### Problem description:
Write out the data below in full, unchanged, minus the images.

Stored records:
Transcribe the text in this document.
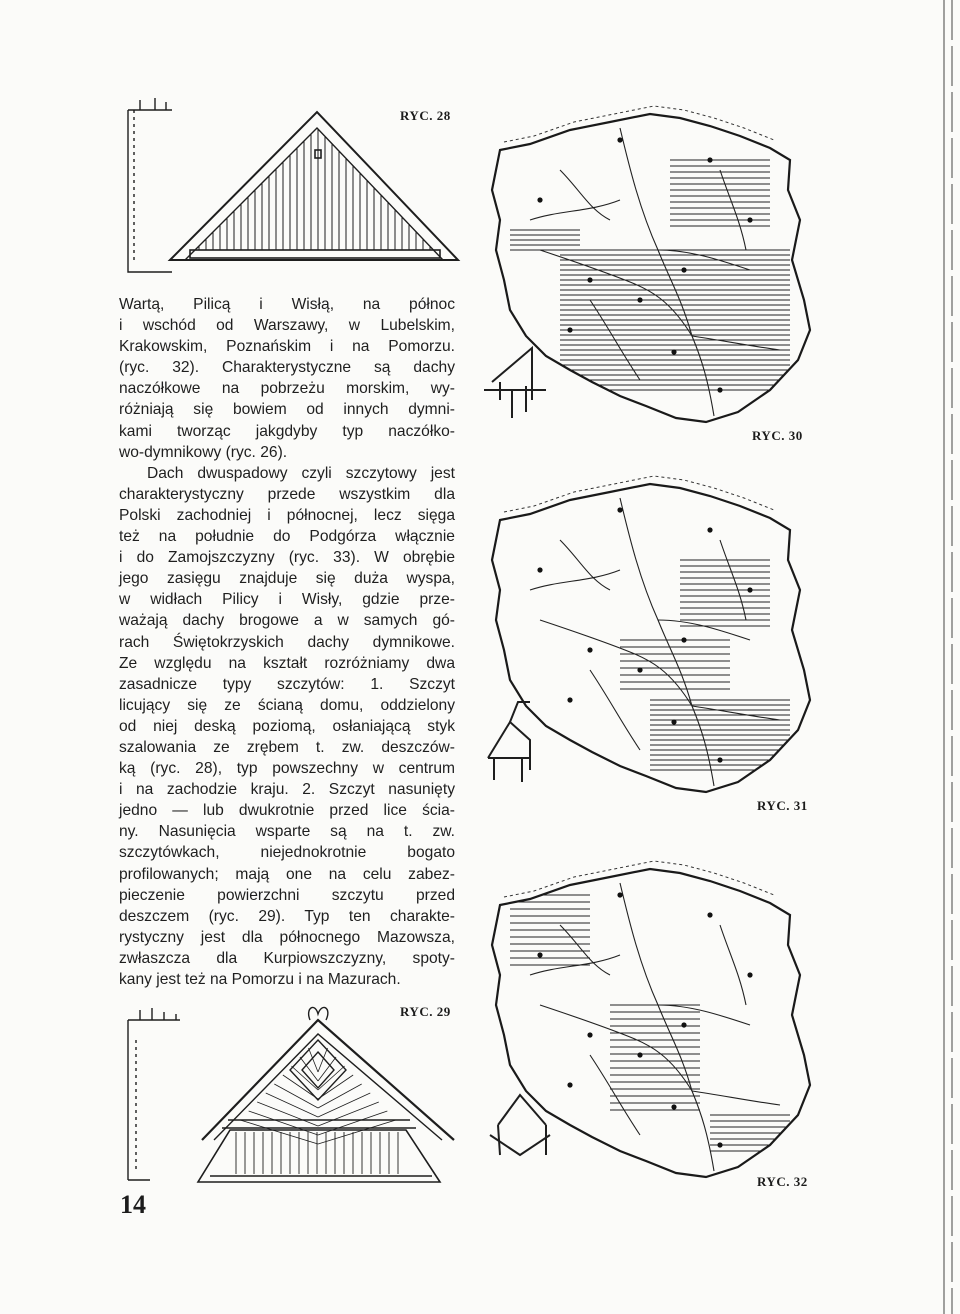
RYC. 28
RYC. 30
RYC. 31
RYC. 29
RYC. 32
Wartą, Pilicą i Wisłą, na północ
i wschód od Warszawy, w Lubelskim,
Krakowskim, Poznańskim i na Pomorzu.
(ryc. 32). Charakterystyczne są dachy
naczółkowe na pobrzeżu morskim, wy-
różniają się bowiem od innych dymni-
kami tworząc jakgdyby typ naczółko-
wo-dymnikowy (ryc. 26).
Dach dwuspadowy czyli szczytowy jest
charakterystyczny przede wszystkim dla
Polski zachodniej i północnej, lecz sięga
też na południe do Podgórza włącznie
i do Zamojszczyzny (ryc. 33). W obrębie
jego zasięgu znajduje się duża wyspa,
w widłach Pilicy i Wisły, gdzie prze-
ważają dachy brogowe a w samych gó-
rach Świętokrzyskich dachy dymnikowe.
Ze względu na kształt rozróżniamy dwa
zasadnicze typy szczytów: 1. Szczyt
licujący się ze ścianą domu, oddzielony
od niej deską poziomą, osłaniającą styk
szalowania ze zrębem t. zw. deszczów-
ką (ryc. 28), typ powszechny w centrum
i na zachodzie kraju. 2. Szczyt nasunięty
jedno — lub dwukrotnie przed lice ścia-
ny. Nasunięcia wsparte są na t. zw.
szczytówkach, niejednokrotnie bogato
profilowanych; mają one na celu zabez-
pieczenie powierzchni szczytu przed
deszczem (ryc. 29). Typ ten charakte-
rystyczny jest dla północnego Mazowsza,
zwłaszcza dla Kurpiowszczyzny, spoty-
kany jest też na Pomorzu i na Mazurach.
14
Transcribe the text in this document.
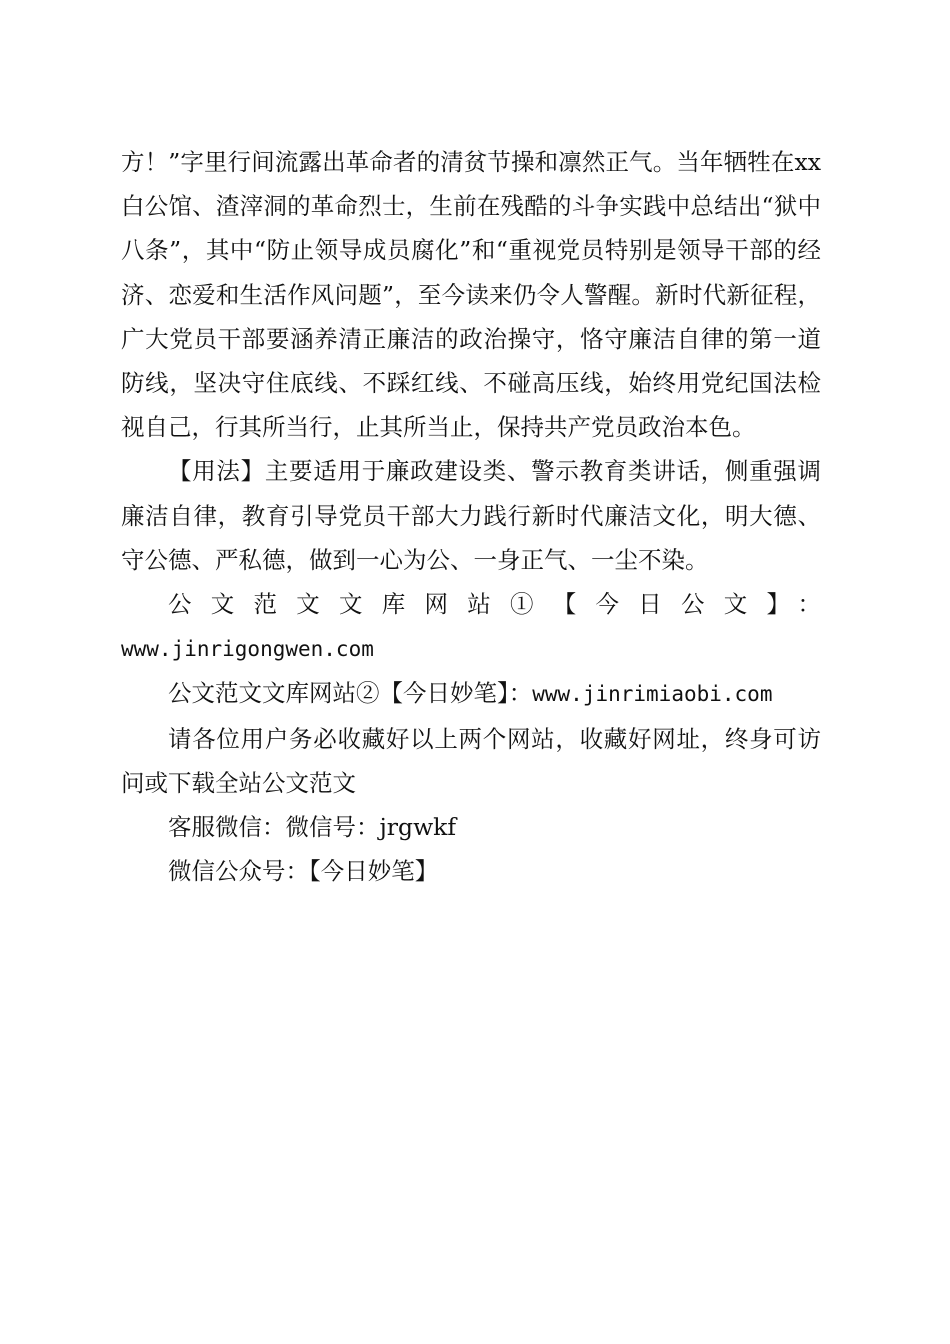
方！”字里行间流露出革命者的清贫节操和凛然正气。当年牺牲在xx白公馆、渣滓洞的革命烈士，生前在残酷的斗争实践中总结出“狱中八条”，其中“防止领导成员腐化”和“重视党员特别是领导干部的经济、恋爱和生活作风问题”，至今读来仍令人警醒。新时代新征程，广大党员干部要涵养清正廉洁的政治操守，恪守廉洁自律的第一道防线，坚决守住底线、不踩红线、不碰高压线，始终用党纪国法检视自己，行其所当行，止其所当止，保持共产党员政治本色。

【用法】主要适用于廉政建设类、警示教育类讲话，侧重强调廉洁自律，教育引导党员干部大力践行新时代廉洁文化，明大德、守公德、严私德，做到一心为公、一身正气、一尘不染。

公文范文文库网站①【今日公文】：

www.jinrigongwen.com

公文范文文库网站②【今日妙笔】：www.jinrimiaobi.com

请各位用户务必收藏好以上两个网站，收藏好网址，终身可访问或下载全站公文范文

客服微信：微信号：jrgwkf

微信公众号：【今日妙笔】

### Task answer:
Transcribe the text in this document.
RYC. 28
RYC. 30
RYC. 31
RYC. 29
RYC. 32
Wartą, Pilicą i Wisłą, na północ
i wschód od Warszawy, w Lubelskim,
Krakowskim, Poznańskim i na Pomorzu.
(ryc. 32). Charakterystyczne są dachy
naczółkowe na pobrzeżu morskim, wy-
różniają się bowiem od innych dymni-
kami tworząc jakgdyby typ naczółko-
wo-dymnikowy (ryc. 26).
Dach dwuspadowy czyli szczytowy jest
charakterystyczny przede wszystkim dla
Polski zachodniej i północnej, lecz sięga
też na południe do Podgórza włącznie
i do Zamojszczyzny (ryc. 33). W obrębie
jego zasięgu znajduje się duża wyspa,
w widłach Pilicy i Wisły, gdzie prze-
ważają dachy brogowe a w samych gó-
rach Świętokrzyskich dachy dymnikowe.
Ze względu na kształt rozróżniamy dwa
zasadnicze typy szczytów: 1. Szczyt
licujący się ze ścianą domu, oddzielony
od niej deską poziomą, osłaniającą styk
szalowania ze zrębem t. zw. deszczów-
ką (ryc. 28), typ powszechny w centrum
i na zachodzie kraju. 2. Szczyt nasunięty
jedno — lub dwukrotnie przed lice ścia-
ny. Nasunięcia wsparte są na t. zw.
szczytówkach, niejednokrotnie bogato
profilowanych; mają one na celu zabez-
pieczenie powierzchni szczytu przed
deszczem (ryc. 29). Typ ten charakte-
rystyczny jest dla północnego Mazowsza,
zwłaszcza dla Kurpiowszczyzny, spoty-
kany jest też na Pomorzu i na Mazurach.
14
Transcribe the text in this document.
方！”字里行间流露出革命者的清贫节操和凛然正气。当年牺牲在xx白公馆、渣滓洞的革命烈士，生前在残酷的斗争实践中总结出“狱中八条”，其中“防止领导成员腐化”和“重视党员特别是领导干部的经济、恋爱和生活作风问题”，至今读来仍令人警醒。新时代新征程，广大党员干部要涵养清正廉洁的政治操守，恪守廉洁自律的第一道防线，坚决守住底线、不踩红线、不碰高压线，始终用党纪国法检视自己，行其所当行，止其所当止，保持共产党员政治本色。

【用法】主要适用于廉政建设类、警示教育类讲话，侧重强调廉洁自律，教育引导党员干部大力践行新时代廉洁文化，明大德、守公德、严私德，做到一心为公、一身正气、一尘不染。

公文范文文库网站①【今日公文】：

www.jinrigongwen.com

公文范文文库网站②【今日妙笔】：www.jinrimiaobi.com

请各位用户务必收藏好以上两个网站，收藏好网址，终身可访问或下载全站公文范文

客服微信：微信号：jrgwkf

微信公众号：【今日妙笔】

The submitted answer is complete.